### WHAT IS BEING ASKED
Copy the listing verbatim, excluding any images found in it.

((

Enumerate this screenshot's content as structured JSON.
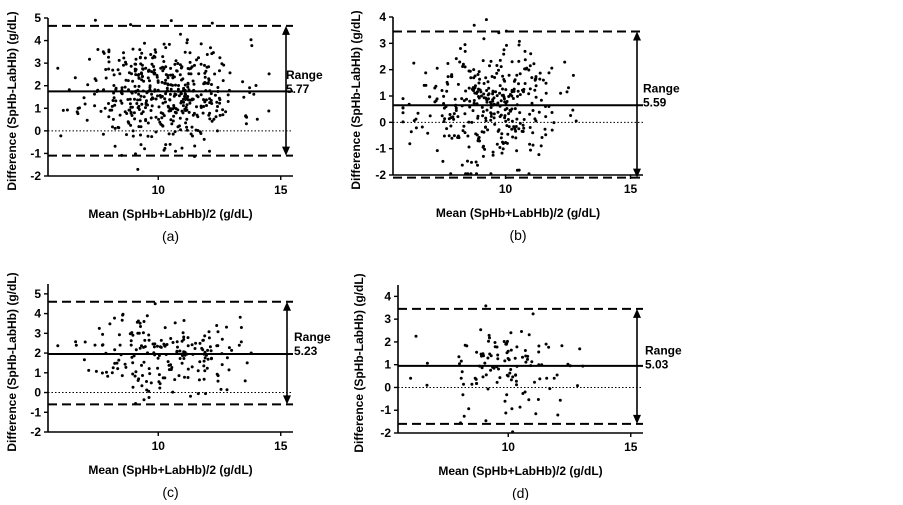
{
  "chart_data": [
    {
      "type": "scatter",
      "panel_label": "(a)",
      "xlabel": "Mean (SpHb+LabHb)/2 (g/dL)",
      "ylabel": "Difference (SpHb-LabHb) (g/dL)",
      "xlim": [
        5.5,
        15.5
      ],
      "ylim": [
        -2,
        5
      ],
      "xticks": [
        10,
        15
      ],
      "yticks": [
        -2,
        -1,
        0,
        1,
        2,
        3,
        4,
        5
      ],
      "mean_line": 1.75,
      "upper_loa": 4.65,
      "lower_loa": -1.1,
      "range_label": "Range",
      "range_value": "5.77",
      "n_points": 480,
      "x_center": 10.2,
      "x_spread": 1.55,
      "y_center": 1.75,
      "y_spread": 1.15,
      "seed": 11
    },
    {
      "type": "scatter",
      "panel_label": "(b)",
      "xlabel": "Mean (SpHb+LabHb)/2 (g/dL)",
      "ylabel": "Difference (SpHb-LabHb) (g/dL)",
      "xlim": [
        5.5,
        15.5
      ],
      "ylim": [
        -2,
        4
      ],
      "xticks": [
        10,
        15
      ],
      "yticks": [
        -2,
        -1,
        0,
        1,
        2,
        3,
        4
      ],
      "mean_line": 0.65,
      "upper_loa": 3.45,
      "lower_loa": -2.1,
      "range_label": "Range",
      "range_value": "5.59",
      "n_points": 360,
      "x_center": 9.3,
      "x_spread": 1.4,
      "y_center": 0.65,
      "y_spread": 1.1,
      "seed": 23
    },
    {
      "type": "scatter",
      "panel_label": "(c)",
      "xlabel": "Mean (SpHb+LabHb)/2 (g/dL)",
      "ylabel": "Difference (SpHb-LabHb) (g/dL)",
      "xlim": [
        5.5,
        15.5
      ],
      "ylim": [
        -2,
        5.5
      ],
      "xticks": [
        10,
        15
      ],
      "yticks": [
        -2,
        -1,
        0,
        1,
        2,
        3,
        4,
        5
      ],
      "mean_line": 1.95,
      "upper_loa": 4.6,
      "lower_loa": -0.6,
      "range_label": "Range",
      "range_value": "5.23",
      "n_points": 200,
      "x_center": 10.2,
      "x_spread": 1.5,
      "y_center": 1.95,
      "y_spread": 1.05,
      "seed": 37
    },
    {
      "type": "scatter",
      "panel_label": "(d)",
      "xlabel": "Mean (SpHb+LabHb)/2 (g/dL)",
      "ylabel": "Difference (SpHb-LabHb) (g/dL)",
      "xlim": [
        5.5,
        15.5
      ],
      "ylim": [
        -2,
        4.5
      ],
      "xticks": [
        10,
        15
      ],
      "yticks": [
        -2,
        -1,
        0,
        1,
        2,
        3,
        4
      ],
      "mean_line": 0.95,
      "upper_loa": 3.45,
      "lower_loa": -1.6,
      "range_label": "Range",
      "range_value": "5.03",
      "n_points": 120,
      "x_center": 10.0,
      "x_spread": 1.5,
      "y_center": 0.95,
      "y_spread": 1.05,
      "seed": 53
    }
  ]
}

))

### FINISHED TASK
Enumerate this screenshot's content as structured JSON.
{
  "chart_data": [
    {
      "type": "scatter",
      "panel_label": "(a)",
      "xlabel": "Mean (SpHb+LabHb)/2 (g/dL)",
      "ylabel": "Difference (SpHb-LabHb) (g/dL)",
      "xlim": [
        5.5,
        15.5
      ],
      "ylim": [
        -2,
        5
      ],
      "xticks": [
        10,
        15
      ],
      "yticks": [
        -2,
        -1,
        0,
        1,
        2,
        3,
        4,
        5
      ],
      "mean_line": 1.75,
      "upper_loa": 4.65,
      "lower_loa": -1.1,
      "range_label": "Range",
      "range_value": "5.77",
      "n_points": 480,
      "x_center": 10.2,
      "x_spread": 1.55,
      "y_center": 1.75,
      "y_spread": 1.15,
      "seed": 11
    },
    {
      "type": "scatter",
      "panel_label": "(b)",
      "xlabel": "Mean (SpHb+LabHb)/2 (g/dL)",
      "ylabel": "Difference (SpHb-LabHb) (g/dL)",
      "xlim": [
        5.5,
        15.5
      ],
      "ylim": [
        -2,
        4
      ],
      "xticks": [
        10,
        15
      ],
      "yticks": [
        -2,
        -1,
        0,
        1,
        2,
        3,
        4
      ],
      "mean_line": 0.65,
      "upper_loa": 3.45,
      "lower_loa": -2.1,
      "range_label": "Range",
      "range_value": "5.59",
      "n_points": 360,
      "x_center": 9.3,
      "x_spread": 1.4,
      "y_center": 0.65,
      "y_spread": 1.1,
      "seed": 23
    },
    {
      "type": "scatter",
      "panel_label": "(c)",
      "xlabel": "Mean (SpHb+LabHb)/2 (g/dL)",
      "ylabel": "Difference (SpHb-LabHb) (g/dL)",
      "xlim": [
        5.5,
        15.5
      ],
      "ylim": [
        -2,
        5.5
      ],
      "xticks": [
        10,
        15
      ],
      "yticks": [
        -2,
        -1,
        0,
        1,
        2,
        3,
        4,
        5
      ],
      "mean_line": 1.95,
      "upper_loa": 4.6,
      "lower_loa": -0.6,
      "range_label": "Range",
      "range_value": "5.23",
      "n_points": 200,
      "x_center": 10.2,
      "x_spread": 1.5,
      "y_center": 1.95,
      "y_spread": 1.05,
      "seed": 37
    },
    {
      "type": "scatter",
      "panel_label": "(d)",
      "xlabel": "Mean (SpHb+LabHb)/2 (g/dL)",
      "ylabel": "Difference (SpHb-LabHb) (g/dL)",
      "xlim": [
        5.5,
        15.5
      ],
      "ylim": [
        -2,
        4.5
      ],
      "xticks": [
        10,
        15
      ],
      "yticks": [
        -2,
        -1,
        0,
        1,
        2,
        3,
        4
      ],
      "mean_line": 0.95,
      "upper_loa": 3.45,
      "lower_loa": -1.6,
      "range_label": "Range",
      "range_value": "5.03",
      "n_points": 120,
      "x_center": 10.0,
      "x_spread": 1.5,
      "y_center": 0.95,
      "y_spread": 1.05,
      "seed": 53
    }
  ]
}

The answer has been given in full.